_Exercise description_
Check each line of the material below for "storico", then copy the ones that contain it.

_Data shown_
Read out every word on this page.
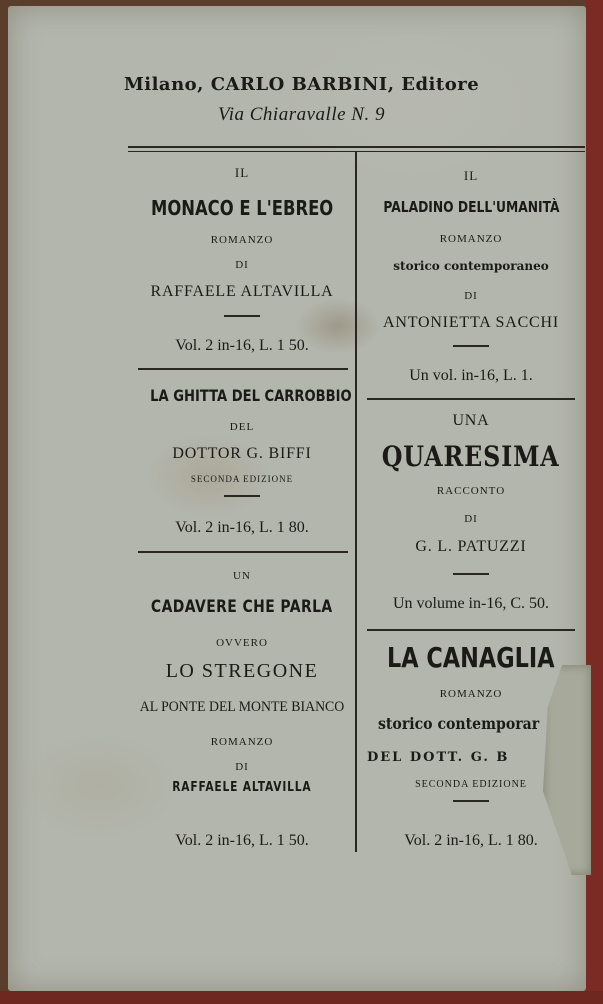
Milano, CARLO BARBINI, Editore
Via Chiaravalle N. 9
IL
MONACO E L'EBREO
ROMANZO
DI
RAFFAELE ALTAVILLA
Vol. 2 in-16, L. 1 50.
LA GHITTA DEL CARROBBIO
DEL
DOTTOR G. BIFFI
SECONDA EDIZIONE
Vol. 2 in-16, L. 1 80.
UN
CADAVERE CHE PARLA
OVVERO
LO STREGONE
AL PONTE DEL MONTE BIANCO
ROMANZO
DI
RAFFAELE ALTAVILLA
Vol. 2 in-16, L. 1 50.
IL
PALADINO DELL'UMANITÀ
ROMANZO
storico contemporaneo
DI
ANTONIETTA SACCHI
Un vol. in-16, L. 1.
UNA
QUARESIMA
RACCONTO
DI
G. L. PATUZZI
Un volume in-16, C. 50.
LA CANAGLIA
ROMANZO
storico contemporar
DEL DOTT. G. B
SECONDA EDIZIONE
Vol. 2 in-16, L. 1 80.
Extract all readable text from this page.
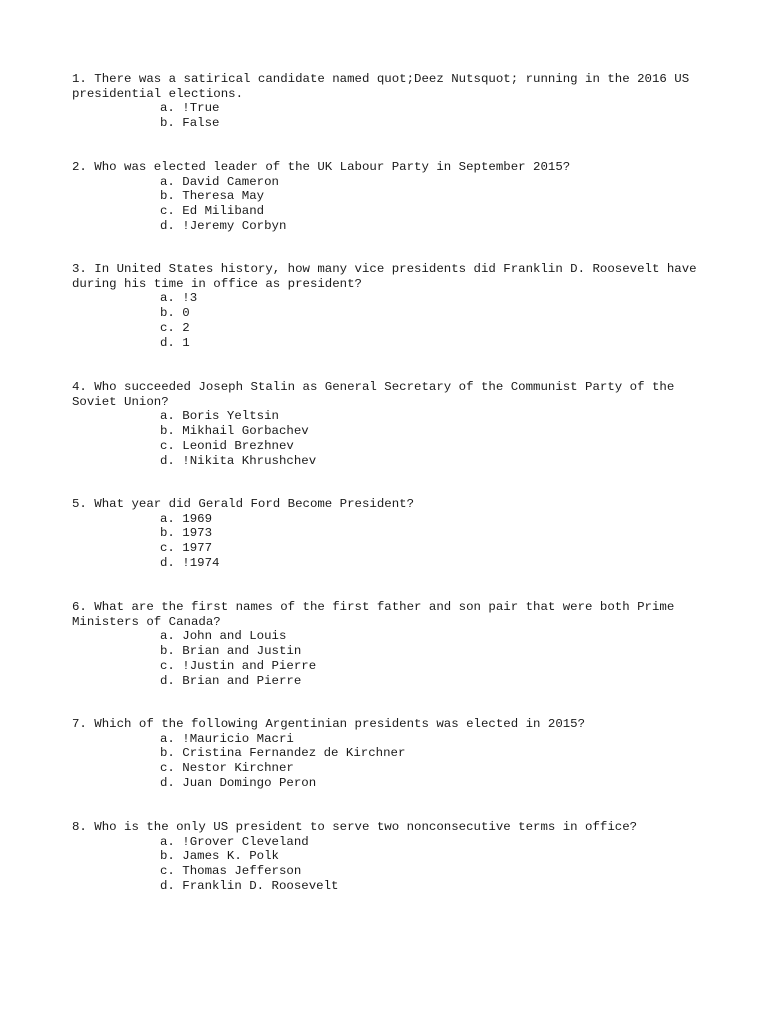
1. There was a satirical candidate named quot;Deez Nutsquot; running in the 2016 US presidential elections.

a. !True
b. False

2. Who was elected leader of the UK Labour Party in September 2015?

a. David Cameron
b. Theresa May
c. Ed Miliband
d. !Jeremy Corbyn

3. In United States history, how many vice presidents did Franklin D. Roosevelt have during his time in office as president?

a. !3
b. 0
c. 2
d. 1

4. Who succeeded Joseph Stalin as General Secretary of the Communist Party of the Soviet Union?

a. Boris Yeltsin
b. Mikhail Gorbachev
c. Leonid Brezhnev
d. !Nikita Khrushchev

5. What year did Gerald Ford Become President?

a. 1969
b. 1973
c. 1977
d. !1974

6. What are the first names of the first father and son pair that were both Prime Ministers of Canada?

a. John and Louis
b. Brian and Justin
c. !Justin and Pierre
d. Brian and Pierre

7. Which of the following Argentinian presidents was elected in 2015?

a. !Mauricio Macri
b. Cristina Fernandez de Kirchner
c. Nestor Kirchner
d. Juan Domingo Peron

8. Who is the only US president to serve two nonconsecutive terms in office?

a. !Grover Cleveland
b. James K. Polk
c. Thomas Jefferson
d. Franklin D. Roosevelt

_Task response_
storico contemporaneo
storico contemporar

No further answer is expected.